--- EXCERPTED DATA ---
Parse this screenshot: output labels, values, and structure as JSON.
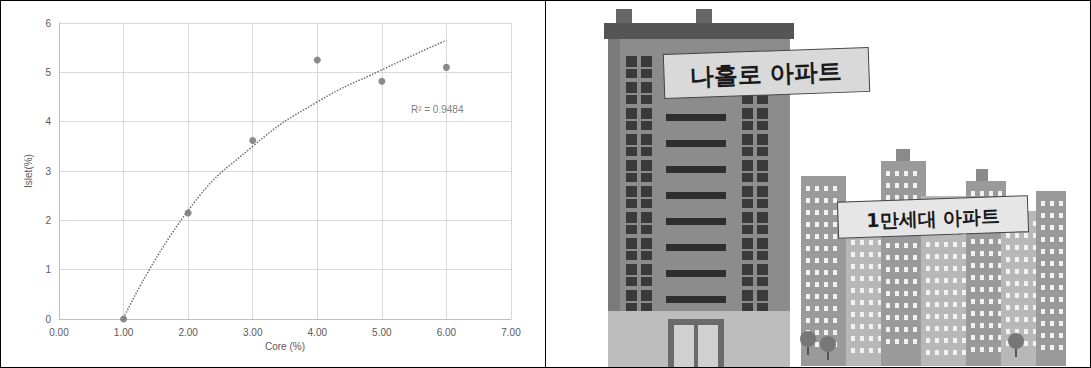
{
  "chart_data": {
    "type": "scatter",
    "x_label": "Core (%)",
    "y_label": "Islet(%)",
    "x": [
      1,
      2,
      3,
      4,
      5,
      6
    ],
    "values": [
      0,
      2.15,
      3.62,
      5.25,
      4.82,
      5.1
    ],
    "color": "#6f6f6f",
    "marker": "circle",
    "trendline": {
      "x": [
        1,
        2,
        3,
        4,
        5,
        6
      ],
      "values": [
        0.02,
        2.2,
        3.5,
        4.4,
        5.05,
        5.65
      ],
      "line_style": "dotted",
      "color": "#6f6f6f"
    },
    "annotation": {
      "text": "R² = 0.9484",
      "x": 5.45,
      "y": 4.25
    },
    "xlim": [
      0,
      7
    ],
    "xticks": [
      {
        "value": 0,
        "label": "0.00"
      },
      {
        "value": 1,
        "label": "1.00"
      },
      {
        "value": 2,
        "label": "2.00"
      },
      {
        "value": 3,
        "label": "3.00"
      },
      {
        "value": 4,
        "label": "4.00"
      },
      {
        "value": 5,
        "label": "5.00"
      },
      {
        "value": 6,
        "label": "6.00"
      },
      {
        "value": 7,
        "label": "7.00"
      }
    ],
    "ylim": [
      0,
      6
    ],
    "yticks": [
      0,
      1,
      2,
      3,
      4,
      5,
      6
    ],
    "grid": true
  },
  "illustration": {
    "tall_building_label": "나홀로 아파트",
    "complex_label": "1만세대 아파트"
  }
}
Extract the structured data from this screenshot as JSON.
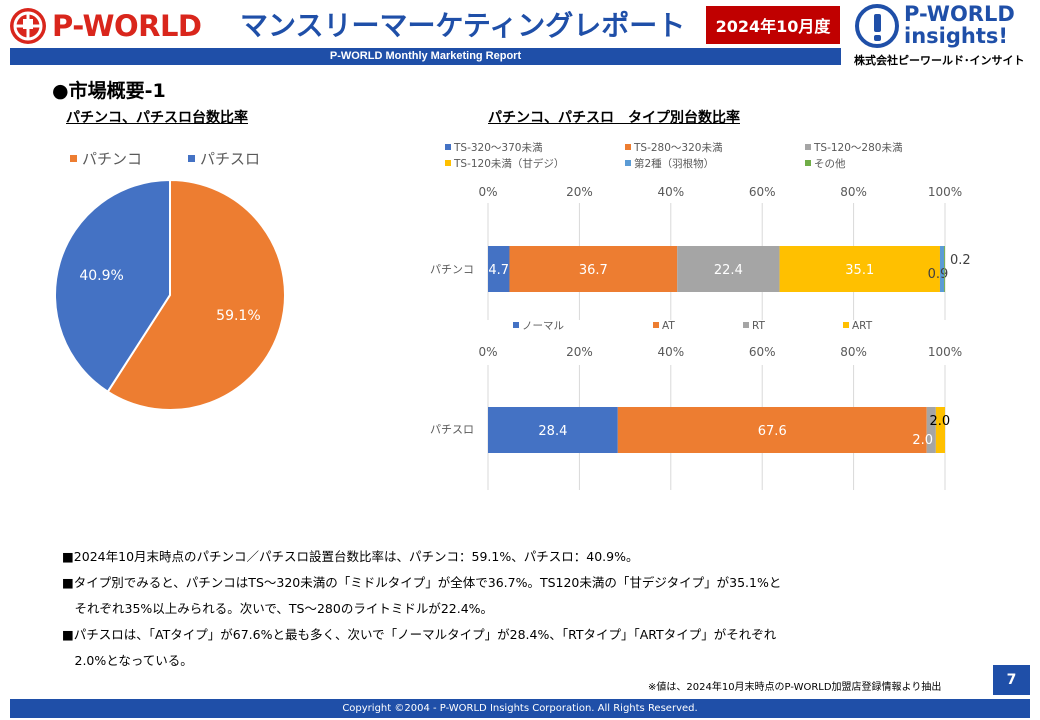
{
  "header": {
    "logo_left_text": "P-WORLD",
    "report_title": "マンスリーマーケティングレポート",
    "period": "2024年10月度",
    "subtitle": "P-WORLD Monthly Marketing Report",
    "logo_right_line1": "P-WORLD",
    "logo_right_line2": "insights!",
    "logo_right_company": "株式会社ピーワールド･インサイト"
  },
  "section_title": "●市場概要-1",
  "pie_chart_title": "パチンコ、パチスロ台数比率",
  "bar_chart_title": "パチンコ、パチスロ　タイプ別台数比率",
  "colors": {
    "brand_blue": "#1f4fa8",
    "brand_red": "#c00000",
    "orange": "#ed7d31",
    "blue": "#4472c4",
    "gray": "#a5a5a5",
    "yellow": "#ffc000",
    "lightblue": "#5b9bd5",
    "green": "#70ad47"
  },
  "chart_data": [
    {
      "type": "pie",
      "title": "パチンコ、パチスロ台数比率",
      "categories": [
        "パチンコ",
        "パチスロ"
      ],
      "values": [
        59.1,
        40.9
      ],
      "labels": [
        "59.1%",
        "40.9%"
      ],
      "colors": [
        "#ed7d31",
        "#4472c4"
      ],
      "legend_position": "top"
    },
    {
      "type": "bar",
      "orientation": "horizontal-stacked-100",
      "categories": [
        "パチンコ"
      ],
      "xlim": [
        0,
        100
      ],
      "ticks": [
        "0%",
        "20%",
        "40%",
        "60%",
        "80%",
        "100%"
      ],
      "series": [
        {
          "name": "TS-320～370未満",
          "values": [
            4.7
          ],
          "label": "4.7",
          "color": "#4472c4"
        },
        {
          "name": "TS-280～320未満",
          "values": [
            36.7
          ],
          "label": "36.7",
          "color": "#ed7d31"
        },
        {
          "name": "TS-120～280未満",
          "values": [
            22.4
          ],
          "label": "22.4",
          "color": "#a5a5a5"
        },
        {
          "name": "TS-120未満（甘デジ）",
          "values": [
            35.1
          ],
          "label": "35.1",
          "color": "#ffc000"
        },
        {
          "name": "第2種（羽根物）",
          "values": [
            0.9
          ],
          "label": "0.9",
          "color": "#5b9bd5"
        },
        {
          "name": "その他",
          "values": [
            0.2
          ],
          "label": "0.2",
          "color": "#70ad47"
        }
      ],
      "legend_position": "top"
    },
    {
      "type": "bar",
      "orientation": "horizontal-stacked-100",
      "categories": [
        "パチスロ"
      ],
      "xlim": [
        0,
        100
      ],
      "ticks": [
        "0%",
        "20%",
        "40%",
        "60%",
        "80%",
        "100%"
      ],
      "series": [
        {
          "name": "ノーマル",
          "values": [
            28.4
          ],
          "label": "28.4",
          "color": "#4472c4"
        },
        {
          "name": "AT",
          "values": [
            67.6
          ],
          "label": "67.6",
          "color": "#ed7d31"
        },
        {
          "name": "RT",
          "values": [
            2.0
          ],
          "label": "2.0",
          "color": "#a5a5a5"
        },
        {
          "name": "ART",
          "values": [
            2.0
          ],
          "label": "2.0",
          "color": "#ffc000"
        }
      ],
      "legend_position": "top"
    }
  ],
  "bullets": [
    "■2024年10月末時点のパチンコ／パチスロ設置台数比率は、パチンコ：59.1%、パチスロ：40.9%。",
    "■タイプ別でみると、パチンコはTS～320未満の「ミドルタイプ」が全体で36.7%。TS120未満の「甘デジタイプ」が35.1%と",
    "　それぞれ35%以上みられる。次いで、TS～280のライトミドルが22.4%。",
    "■パチスロは、「ATタイプ」が67.6%と最も多く、次いで「ノーマルタイプ」が28.4%、「RTタイプ」「ARTタイプ」がそれぞれ",
    "　2.0%となっている。"
  ],
  "footnote": "※値は、2024年10月末時点のP-WORLD加盟店登録情報より抽出",
  "page_number": "7",
  "copyright": "Copyright ©2004 - P-WORLD Insights Corporation. All Rights Reserved."
}
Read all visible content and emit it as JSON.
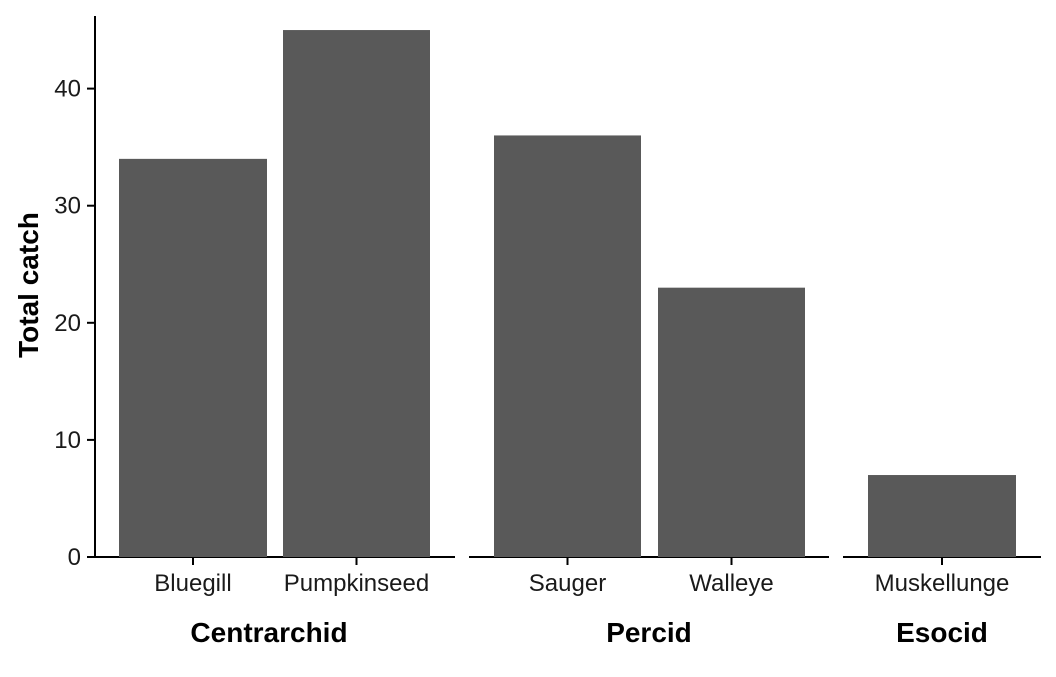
---
> **TASK BRIEF**
Print the complete listing exactly, apart from any pictures.

> **CORRECT RESPONSE**
Parse this screenshot: output labels, values, and structure as JSON.
{
  "chart_data": {
    "type": "scatter",
    "x_label": "Core (%)",
    "y_label": "Islet(%)",
    "x": [
      1,
      2,
      3,
      4,
      5,
      6
    ],
    "values": [
      0,
      2.15,
      3.62,
      5.25,
      4.82,
      5.1
    ],
    "color": "#6f6f6f",
    "marker": "circle",
    "trendline": {
      "x": [
        1,
        2,
        3,
        4,
        5,
        6
      ],
      "values": [
        0.02,
        2.2,
        3.5,
        4.4,
        5.05,
        5.65
      ],
      "line_style": "dotted",
      "color": "#6f6f6f"
    },
    "annotation": {
      "text": "R² = 0.9484",
      "x": 5.45,
      "y": 4.25
    },
    "xlim": [
      0,
      7
    ],
    "xticks": [
      {
        "value": 0,
        "label": "0.00"
      },
      {
        "value": 1,
        "label": "1.00"
      },
      {
        "value": 2,
        "label": "2.00"
      },
      {
        "value": 3,
        "label": "3.00"
      },
      {
        "value": 4,
        "label": "4.00"
      },
      {
        "value": 5,
        "label": "5.00"
      },
      {
        "value": 6,
        "label": "6.00"
      },
      {
        "value": 7,
        "label": "7.00"
      }
    ],
    "ylim": [
      0,
      6
    ],
    "yticks": [
      0,
      1,
      2,
      3,
      4,
      5,
      6
    ],
    "grid": true
  },
  "illustration": {
    "tall_building_label": "나홀로 아파트",
    "complex_label": "1만세대 아파트"
  }
}
Extract the structured data from this screenshot as JSON.
{
  "header": {
    "logo_left_text": "P-WORLD",
    "report_title": "マンスリーマーケティングレポート",
    "period": "2024年10月度",
    "subtitle": "P-WORLD Monthly Marketing Report",
    "logo_right_line1": "P-WORLD",
    "logo_right_line2": "insights!",
    "logo_right_company": "株式会社ピーワールド･インサイト"
  },
  "section_title": "●市場概要-1",
  "pie_chart_title": "パチンコ、パチスロ台数比率",
  "bar_chart_title": "パチンコ、パチスロ　タイプ別台数比率",
  "colors": {
    "brand_blue": "#1f4fa8",
    "brand_red": "#c00000",
    "orange": "#ed7d31",
    "blue": "#4472c4",
    "gray": "#a5a5a5",
    "yellow": "#ffc000",
    "lightblue": "#5b9bd5",
    "green": "#70ad47"
  },
  "chart_data": [
    {
      "type": "pie",
      "title": "パチンコ、パチスロ台数比率",
      "categories": [
        "パチンコ",
        "パチスロ"
      ],
      "values": [
        59.1,
        40.9
      ],
      "labels": [
        "59.1%",
        "40.9%"
      ],
      "colors": [
        "#ed7d31",
        "#4472c4"
      ],
      "legend_position": "top"
    },
    {
      "type": "bar",
      "orientation": "horizontal-stacked-100",
      "categories": [
        "パチンコ"
      ],
      "xlim": [
        0,
        100
      ],
      "ticks": [
        "0%",
        "20%",
        "40%",
        "60%",
        "80%",
        "100%"
      ],
      "series": [
        {
          "name": "TS-320～370未満",
          "values": [
            4.7
          ],
          "label": "4.7",
          "color": "#4472c4"
        },
        {
          "name": "TS-280～320未満",
          "values": [
            36.7
          ],
          "label": "36.7",
          "color": "#ed7d31"
        },
        {
          "name": "TS-120～280未満",
          "values": [
            22.4
          ],
          "label": "22.4",
          "color": "#a5a5a5"
        },
        {
          "name": "TS-120未満（甘デジ）",
          "values": [
            35.1
          ],
          "label": "35.1",
          "color": "#ffc000"
        },
        {
          "name": "第2種（羽根物）",
          "values": [
            0.9
          ],
          "label": "0.9",
          "color": "#5b9bd5"
        },
        {
          "name": "その他",
          "values": [
            0.2
          ],
          "label": "0.2",
          "color": "#70ad47"
        }
      ],
      "legend_position": "top"
    },
    {
      "type": "bar",
      "orientation": "horizontal-stacked-100",
      "categories": [
        "パチスロ"
      ],
      "xlim": [
        0,
        100
      ],
      "ticks": [
        "0%",
        "20%",
        "40%",
        "60%",
        "80%",
        "100%"
      ],
      "series": [
        {
          "name": "ノーマル",
          "values": [
            28.4
          ],
          "label": "28.4",
          "color": "#4472c4"
        },
        {
          "name": "AT",
          "values": [
            67.6
          ],
          "label": "67.6",
          "color": "#ed7d31"
        },
        {
          "name": "RT",
          "values": [
            2.0
          ],
          "label": "2.0",
          "color": "#a5a5a5"
        },
        {
          "name": "ART",
          "values": [
            2.0
          ],
          "label": "2.0",
          "color": "#ffc000"
        }
      ],
      "legend_position": "top"
    }
  ],
  "bullets": [
    "■2024年10月末時点のパチンコ／パチスロ設置台数比率は、パチンコ：59.1%、パチスロ：40.9%。",
    "■タイプ別でみると、パチンコはTS～320未満の「ミドルタイプ」が全体で36.7%。TS120未満の「甘デジタイプ」が35.1%と",
    "　それぞれ35%以上みられる。次いで、TS～280のライトミドルが22.4%。",
    "■パチスロは、「ATタイプ」が67.6%と最も多く、次いで「ノーマルタイプ」が28.4%、「RTタイプ」「ARTタイプ」がそれぞれ",
    "　2.0%となっている。"
  ],
  "footnote": "※値は、2024年10月末時点のP-WORLD加盟店登録情報より抽出",
  "page_number": "7",
  "copyright": "Copyright ©2004 - P-WORLD Insights Corporation. All Rights Reserved."
}
Read all visible content and emit it as JSON.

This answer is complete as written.